Written instruction – Wherever a line below holds the word "wifi", copy that line.

Data shown –

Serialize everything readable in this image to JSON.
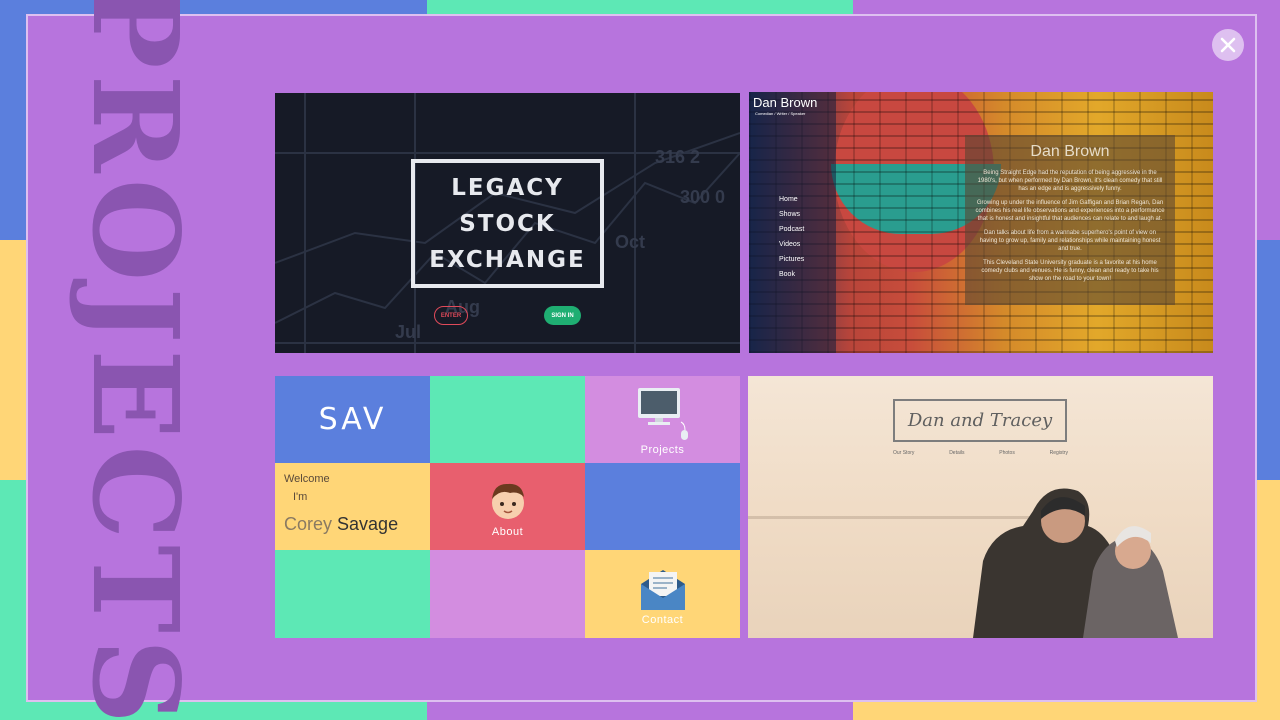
{
  "modal": {
    "title": "PROJECTS",
    "close_icon": "close-icon"
  },
  "stock": {
    "line1": "LEGACY",
    "line2": "STOCK",
    "line3": "EXCHANGE",
    "enter": "ENTER",
    "signin": "SIGN IN"
  },
  "danbrown": {
    "title": "Dan Brown",
    "subtitle": "Comedian / Writer / Speaker",
    "nav": [
      "Home",
      "Shows",
      "Podcast",
      "Videos",
      "Pictures",
      "Book"
    ],
    "panel_title": "Dan Brown",
    "paragraphs": [
      "Being Straight Edge had the reputation of being aggressive in the 1980's, but when performed by Dan Brown, it's clean comedy that still has an edge and is aggressively funny.",
      "Growing up under the influence of Jim Gaffigan and Brian Regan, Dan combines his real life observations and experiences into a performance that is honest and insightful that audiences can relate to and laugh at.",
      "Dan talks about life from a wannabe superhero's point of view on having to grow up, family and relationships while maintaining honest and true.",
      "This Cleveland State University graduate is a favorite at his home comedy clubs and venues. He is funny, clean and ready to take his show on the road to your town!"
    ]
  },
  "savgrid": {
    "logo": "SAV",
    "projects": "Projects",
    "welcome": "Welcome",
    "im": "I'm",
    "first_name": "Corey",
    "last_name": "Savage",
    "about": "About",
    "contact": "Contact"
  },
  "wedding": {
    "title": "Dan and Tracey",
    "nav": [
      "Our Story",
      "Details",
      "Photos",
      "Registry"
    ]
  },
  "colors": {
    "purple": "#b774dd",
    "blue": "#5b7fdd",
    "green": "#5de8b5",
    "yellow": "#ffd677",
    "red": "#e85f6e"
  }
}
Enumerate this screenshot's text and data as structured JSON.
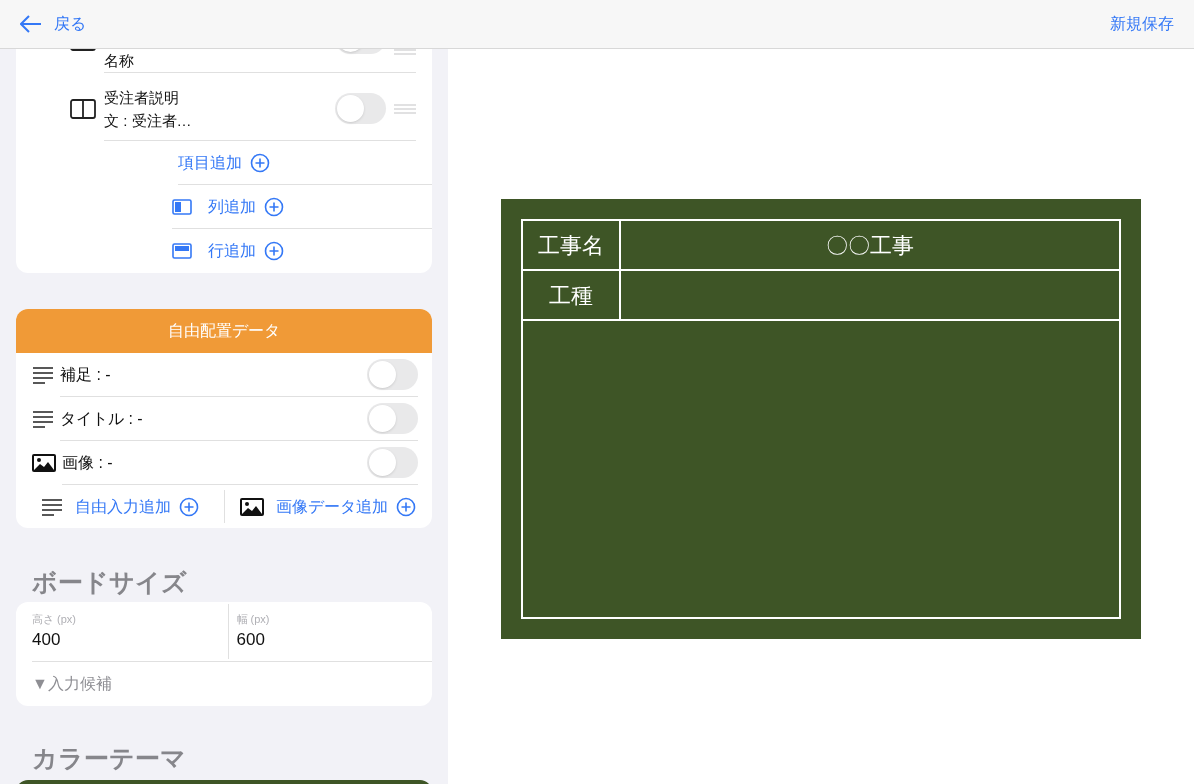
{
  "nav": {
    "back_label": "戻る",
    "save_label": "新規保存"
  },
  "layout_card": {
    "items": [
      {
        "label": "名称",
        "on": false
      },
      {
        "label": "受注者説明文 : 受注者…",
        "on": false
      }
    ],
    "actions": [
      {
        "kind": "item",
        "label": "項目追加"
      },
      {
        "kind": "column",
        "label": "列追加"
      },
      {
        "kind": "row",
        "label": "行追加"
      }
    ]
  },
  "free_card": {
    "header": "自由配置データ",
    "items": [
      {
        "kind": "text",
        "label": "補足 : -",
        "on": false
      },
      {
        "kind": "text",
        "label": "タイトル : -",
        "on": false
      },
      {
        "kind": "image",
        "label": "画像 : -",
        "on": false
      }
    ],
    "actions": [
      {
        "kind": "text",
        "label": "自由入力追加"
      },
      {
        "kind": "image",
        "label": "画像データ追加"
      }
    ]
  },
  "board_size": {
    "title": "ボードサイズ",
    "fields": [
      {
        "label": "高さ (px)",
        "value": "400"
      },
      {
        "label": "幅 (px)",
        "value": "600"
      }
    ],
    "suggestions": "▼入力候補"
  },
  "color_theme": {
    "title": "カラーテーマ"
  },
  "board": {
    "rows": [
      {
        "header": "工事名",
        "value": "〇〇工事"
      },
      {
        "header": "工種",
        "value": ""
      }
    ]
  }
}
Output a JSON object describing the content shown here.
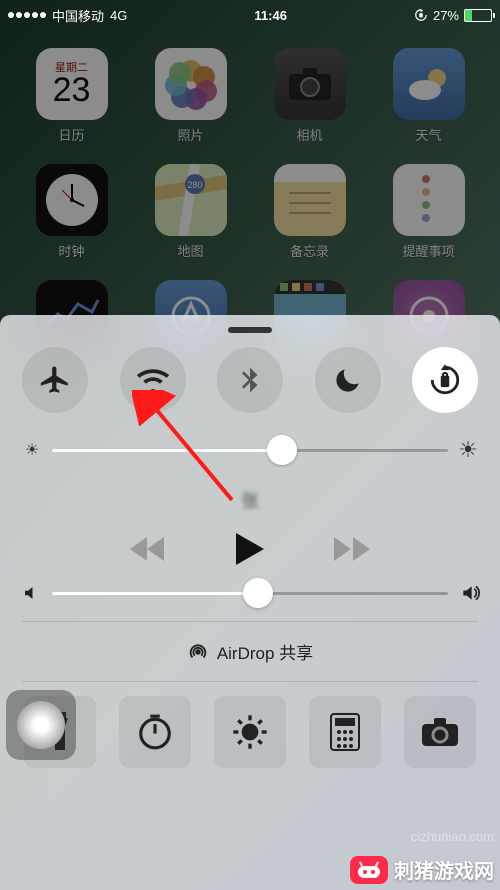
{
  "status": {
    "carrier": "中国移动",
    "network": "4G",
    "time": "11:46",
    "battery_pct": "27%",
    "battery_level": 27,
    "orientation_lock": true
  },
  "apps": {
    "row1": [
      {
        "label": "日历",
        "icon": "calendar",
        "weekday": "星期二",
        "day": "23"
      },
      {
        "label": "照片",
        "icon": "photos"
      },
      {
        "label": "相机",
        "icon": "camera"
      },
      {
        "label": "天气",
        "icon": "weather"
      }
    ],
    "row2": [
      {
        "label": "时钟",
        "icon": "clock"
      },
      {
        "label": "地图",
        "icon": "maps"
      },
      {
        "label": "备忘录",
        "icon": "notes"
      },
      {
        "label": "提醒事项",
        "icon": "reminders"
      }
    ],
    "row3_partial": [
      {
        "icon": "stocks"
      },
      {
        "icon": "store"
      },
      {
        "icon": "video"
      },
      {
        "icon": "itunes"
      }
    ]
  },
  "control_center": {
    "toggles": {
      "airplane": {
        "active": false,
        "name": "airplane-mode"
      },
      "wifi": {
        "active": false,
        "name": "wifi"
      },
      "bluetooth": {
        "active": false,
        "name": "bluetooth"
      },
      "dnd": {
        "active": false,
        "name": "do-not-disturb"
      },
      "orientation_lock": {
        "active": true,
        "name": "orientation-lock"
      }
    },
    "brightness": {
      "value_pct": 58
    },
    "media": {
      "title": "张",
      "playing": false
    },
    "volume": {
      "value_pct": 52
    },
    "airdrop_label": "AirDrop 共享",
    "quick": [
      {
        "name": "flashlight"
      },
      {
        "name": "timer"
      },
      {
        "name": "night-shift"
      },
      {
        "name": "calculator"
      },
      {
        "name": "camera"
      }
    ]
  },
  "annotation": {
    "arrow_target": "wifi-toggle",
    "arrow_color": "#ff1a1a"
  },
  "watermark": {
    "site_name": "刺猪游戏网",
    "url": "cizhuniao.com"
  }
}
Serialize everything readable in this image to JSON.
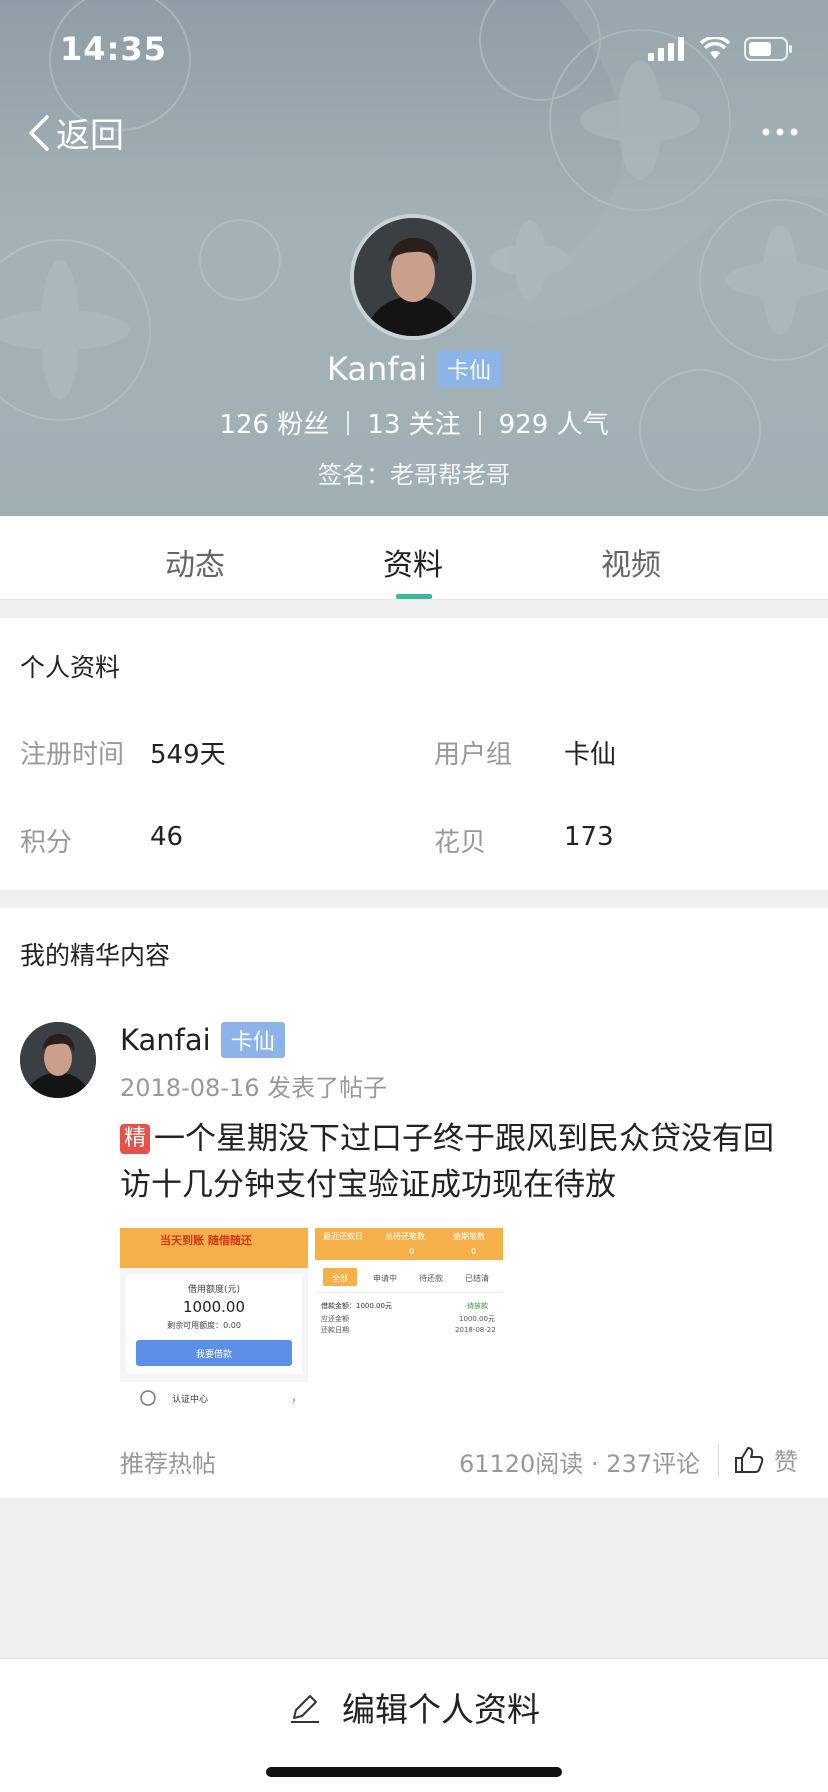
{
  "status_bar": {
    "time": "14:35"
  },
  "nav": {
    "back_label": "返回"
  },
  "profile": {
    "name": "Kanfai",
    "badge": "卡仙",
    "fans": "126 粉丝",
    "following": "13 关注",
    "popularity": "929 人气",
    "signature": "签名：老哥帮老哥"
  },
  "tabs": [
    {
      "label": "动态",
      "active": false
    },
    {
      "label": "资料",
      "active": true
    },
    {
      "label": "视频",
      "active": false
    }
  ],
  "personal_info": {
    "title": "个人资料",
    "fields": [
      {
        "label": "注册时间",
        "value": "549天"
      },
      {
        "label": "用户组",
        "value": "卡仙"
      },
      {
        "label": "积分",
        "value": "46"
      },
      {
        "label": "花贝",
        "value": "173"
      }
    ]
  },
  "featured": {
    "title": "我的精华内容",
    "post": {
      "author": "Kanfai",
      "badge": "卡仙",
      "meta": "2018-08-16 发表了帖子",
      "essence_tag": "精",
      "text": "一个星期没下过口子终于跟风到民众贷没有回访十几分钟支付宝验证成功现在待放",
      "thumb1": {
        "banner": "当天到账 随借随还",
        "amount_label": "借用额度(元)",
        "amount": "1000.00",
        "remaining": "剩余可用额度：0.00",
        "button": "我要借款",
        "auth": "认证中心"
      },
      "thumb2": {
        "header_left": "最近还款日",
        "header_mid": "总待还笔数",
        "header_right": "逾期笔数",
        "zero1": "0",
        "zero2": "0",
        "tabs": [
          "全部",
          "申请中",
          "待还款",
          "已结清"
        ],
        "row1_label": "借款金额：1000.00元",
        "row1_status": "待放款",
        "row2_label": "应还金额",
        "row2_value": "1000.00元",
        "row3_label": "还款日期",
        "row3_value": "2018-08-22"
      },
      "recommend": "推荐热帖",
      "counts": "61120阅读 · 237评论",
      "like_label": "赞"
    }
  },
  "bottom": {
    "edit_label": "编辑个人资料"
  },
  "colors": {
    "accent": "#3cb99a",
    "badge": "#8cb4e8",
    "essence": "#e8504a"
  }
}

Exercise response –
      "wifi": {
        "name": "wifi"
    "arrow_target": "wifi-toggle",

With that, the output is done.